* START Records shown *
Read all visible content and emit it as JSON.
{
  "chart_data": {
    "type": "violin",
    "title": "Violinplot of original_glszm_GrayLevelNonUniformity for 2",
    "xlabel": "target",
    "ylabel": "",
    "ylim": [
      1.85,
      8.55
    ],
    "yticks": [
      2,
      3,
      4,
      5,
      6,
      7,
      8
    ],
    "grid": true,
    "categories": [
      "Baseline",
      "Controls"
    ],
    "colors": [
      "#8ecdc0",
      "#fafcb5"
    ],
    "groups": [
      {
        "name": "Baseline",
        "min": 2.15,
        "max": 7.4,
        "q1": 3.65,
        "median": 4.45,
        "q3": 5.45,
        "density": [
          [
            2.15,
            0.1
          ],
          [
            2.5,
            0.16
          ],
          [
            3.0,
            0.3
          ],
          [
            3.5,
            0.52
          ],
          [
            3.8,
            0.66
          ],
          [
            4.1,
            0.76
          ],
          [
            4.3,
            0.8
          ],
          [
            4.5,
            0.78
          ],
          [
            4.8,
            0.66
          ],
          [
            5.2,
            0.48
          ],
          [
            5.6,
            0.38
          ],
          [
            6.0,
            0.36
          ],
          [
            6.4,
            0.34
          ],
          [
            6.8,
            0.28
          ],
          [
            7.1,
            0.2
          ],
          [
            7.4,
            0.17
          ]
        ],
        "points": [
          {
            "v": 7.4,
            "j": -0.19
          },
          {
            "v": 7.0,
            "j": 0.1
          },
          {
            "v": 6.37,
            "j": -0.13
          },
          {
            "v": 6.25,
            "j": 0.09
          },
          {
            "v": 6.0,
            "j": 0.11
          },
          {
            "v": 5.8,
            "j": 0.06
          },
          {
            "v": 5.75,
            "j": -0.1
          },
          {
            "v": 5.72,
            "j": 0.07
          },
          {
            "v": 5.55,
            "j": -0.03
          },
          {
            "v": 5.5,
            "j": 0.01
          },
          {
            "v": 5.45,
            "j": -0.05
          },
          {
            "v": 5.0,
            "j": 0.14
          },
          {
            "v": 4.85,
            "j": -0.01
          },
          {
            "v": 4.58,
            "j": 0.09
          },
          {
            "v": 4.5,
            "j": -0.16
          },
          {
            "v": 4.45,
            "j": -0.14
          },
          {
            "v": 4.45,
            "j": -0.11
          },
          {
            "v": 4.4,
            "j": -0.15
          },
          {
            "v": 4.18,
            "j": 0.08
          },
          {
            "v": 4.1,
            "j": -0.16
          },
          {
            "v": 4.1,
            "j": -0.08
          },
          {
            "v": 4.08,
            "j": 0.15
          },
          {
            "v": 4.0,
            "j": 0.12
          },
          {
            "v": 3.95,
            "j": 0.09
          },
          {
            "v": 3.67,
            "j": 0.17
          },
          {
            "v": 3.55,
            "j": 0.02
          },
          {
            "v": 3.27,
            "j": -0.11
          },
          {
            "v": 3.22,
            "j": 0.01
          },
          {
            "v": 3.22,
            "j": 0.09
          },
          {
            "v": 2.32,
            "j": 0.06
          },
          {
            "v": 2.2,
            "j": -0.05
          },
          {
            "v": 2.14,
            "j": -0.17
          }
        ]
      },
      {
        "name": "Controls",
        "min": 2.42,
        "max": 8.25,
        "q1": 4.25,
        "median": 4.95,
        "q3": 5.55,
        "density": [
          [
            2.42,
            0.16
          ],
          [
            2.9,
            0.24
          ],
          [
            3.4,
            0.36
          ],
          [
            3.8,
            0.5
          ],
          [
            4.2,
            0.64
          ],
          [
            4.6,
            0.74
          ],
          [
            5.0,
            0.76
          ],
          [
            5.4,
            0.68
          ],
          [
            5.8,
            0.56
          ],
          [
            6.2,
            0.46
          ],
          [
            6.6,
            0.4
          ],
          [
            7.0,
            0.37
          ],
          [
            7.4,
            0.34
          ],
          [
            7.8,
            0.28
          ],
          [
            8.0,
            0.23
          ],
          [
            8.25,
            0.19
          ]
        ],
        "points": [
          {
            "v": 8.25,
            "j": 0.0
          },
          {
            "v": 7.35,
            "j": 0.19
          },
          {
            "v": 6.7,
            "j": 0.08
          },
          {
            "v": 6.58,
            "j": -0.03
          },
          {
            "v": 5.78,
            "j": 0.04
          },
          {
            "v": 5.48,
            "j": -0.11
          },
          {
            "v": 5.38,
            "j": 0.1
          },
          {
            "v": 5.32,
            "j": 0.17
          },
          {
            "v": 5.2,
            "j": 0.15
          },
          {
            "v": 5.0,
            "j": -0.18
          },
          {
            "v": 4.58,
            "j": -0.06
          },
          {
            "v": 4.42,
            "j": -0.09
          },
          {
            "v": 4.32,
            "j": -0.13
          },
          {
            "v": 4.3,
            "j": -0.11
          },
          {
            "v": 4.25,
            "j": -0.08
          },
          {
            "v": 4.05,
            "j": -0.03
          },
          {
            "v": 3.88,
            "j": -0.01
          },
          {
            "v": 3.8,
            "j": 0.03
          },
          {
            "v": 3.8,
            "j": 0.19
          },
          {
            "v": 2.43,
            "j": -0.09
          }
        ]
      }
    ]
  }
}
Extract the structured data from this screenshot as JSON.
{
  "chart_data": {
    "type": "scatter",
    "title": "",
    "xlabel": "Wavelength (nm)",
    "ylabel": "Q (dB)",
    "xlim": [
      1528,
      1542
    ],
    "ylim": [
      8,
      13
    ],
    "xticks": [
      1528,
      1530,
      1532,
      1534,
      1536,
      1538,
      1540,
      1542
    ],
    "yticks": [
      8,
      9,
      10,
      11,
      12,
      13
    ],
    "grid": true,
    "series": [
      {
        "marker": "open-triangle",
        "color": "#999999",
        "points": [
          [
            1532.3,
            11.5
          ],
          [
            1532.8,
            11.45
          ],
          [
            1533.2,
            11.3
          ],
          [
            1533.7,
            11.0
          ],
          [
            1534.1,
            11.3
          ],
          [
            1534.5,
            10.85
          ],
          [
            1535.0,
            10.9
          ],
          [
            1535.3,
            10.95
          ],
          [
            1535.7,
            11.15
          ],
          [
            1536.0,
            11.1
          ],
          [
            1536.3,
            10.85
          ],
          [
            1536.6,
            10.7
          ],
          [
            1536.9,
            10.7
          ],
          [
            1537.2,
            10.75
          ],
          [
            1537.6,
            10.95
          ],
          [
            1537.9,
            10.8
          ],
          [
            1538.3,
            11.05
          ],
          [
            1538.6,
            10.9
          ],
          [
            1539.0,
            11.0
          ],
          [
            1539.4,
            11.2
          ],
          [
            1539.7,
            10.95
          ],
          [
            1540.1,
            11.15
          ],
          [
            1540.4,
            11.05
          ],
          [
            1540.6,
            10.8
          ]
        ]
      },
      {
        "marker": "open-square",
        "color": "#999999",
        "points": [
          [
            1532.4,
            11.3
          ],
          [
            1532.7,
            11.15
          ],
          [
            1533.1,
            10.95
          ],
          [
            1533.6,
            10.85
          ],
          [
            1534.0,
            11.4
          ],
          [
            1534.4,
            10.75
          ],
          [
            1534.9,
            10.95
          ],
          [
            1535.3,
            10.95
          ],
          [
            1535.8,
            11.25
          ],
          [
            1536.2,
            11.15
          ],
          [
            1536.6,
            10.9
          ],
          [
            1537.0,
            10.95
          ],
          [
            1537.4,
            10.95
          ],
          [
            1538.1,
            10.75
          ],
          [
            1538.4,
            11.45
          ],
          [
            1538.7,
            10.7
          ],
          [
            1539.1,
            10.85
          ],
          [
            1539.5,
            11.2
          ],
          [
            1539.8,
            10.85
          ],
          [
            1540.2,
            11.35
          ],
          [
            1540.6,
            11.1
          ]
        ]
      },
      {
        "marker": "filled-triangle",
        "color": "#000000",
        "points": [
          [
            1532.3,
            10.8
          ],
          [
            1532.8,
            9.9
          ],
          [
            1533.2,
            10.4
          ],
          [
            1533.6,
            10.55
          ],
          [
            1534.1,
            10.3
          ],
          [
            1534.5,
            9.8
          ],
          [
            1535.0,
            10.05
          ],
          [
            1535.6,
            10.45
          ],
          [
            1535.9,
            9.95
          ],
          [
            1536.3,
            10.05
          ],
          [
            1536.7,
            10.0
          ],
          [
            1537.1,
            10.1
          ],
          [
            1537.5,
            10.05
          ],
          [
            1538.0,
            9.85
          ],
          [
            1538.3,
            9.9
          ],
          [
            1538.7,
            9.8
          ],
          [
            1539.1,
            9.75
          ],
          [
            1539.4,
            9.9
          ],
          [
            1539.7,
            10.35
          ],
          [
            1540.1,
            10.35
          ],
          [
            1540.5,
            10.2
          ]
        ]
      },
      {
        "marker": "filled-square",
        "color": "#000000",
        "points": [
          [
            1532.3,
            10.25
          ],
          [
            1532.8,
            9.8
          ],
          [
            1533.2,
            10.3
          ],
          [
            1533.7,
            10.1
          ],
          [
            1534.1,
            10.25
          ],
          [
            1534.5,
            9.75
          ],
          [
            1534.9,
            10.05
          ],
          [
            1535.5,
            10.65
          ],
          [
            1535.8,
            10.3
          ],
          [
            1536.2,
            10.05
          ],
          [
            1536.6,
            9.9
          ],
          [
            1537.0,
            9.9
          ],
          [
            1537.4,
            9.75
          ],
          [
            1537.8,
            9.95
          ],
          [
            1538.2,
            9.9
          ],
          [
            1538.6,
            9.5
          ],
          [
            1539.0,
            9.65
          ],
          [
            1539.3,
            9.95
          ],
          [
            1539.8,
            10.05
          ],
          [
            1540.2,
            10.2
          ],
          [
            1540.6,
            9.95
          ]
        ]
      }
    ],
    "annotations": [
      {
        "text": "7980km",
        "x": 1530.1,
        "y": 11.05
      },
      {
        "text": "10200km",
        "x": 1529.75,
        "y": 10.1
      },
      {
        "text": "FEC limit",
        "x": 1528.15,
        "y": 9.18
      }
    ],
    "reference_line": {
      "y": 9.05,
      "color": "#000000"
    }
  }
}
* END Records shown *
**Given request:**
Pull out each line of the records holding the string "JSON".

**Answer:**
Read all visible content and emit it as JSON.
Extract the structured data from this screenshot as JSON.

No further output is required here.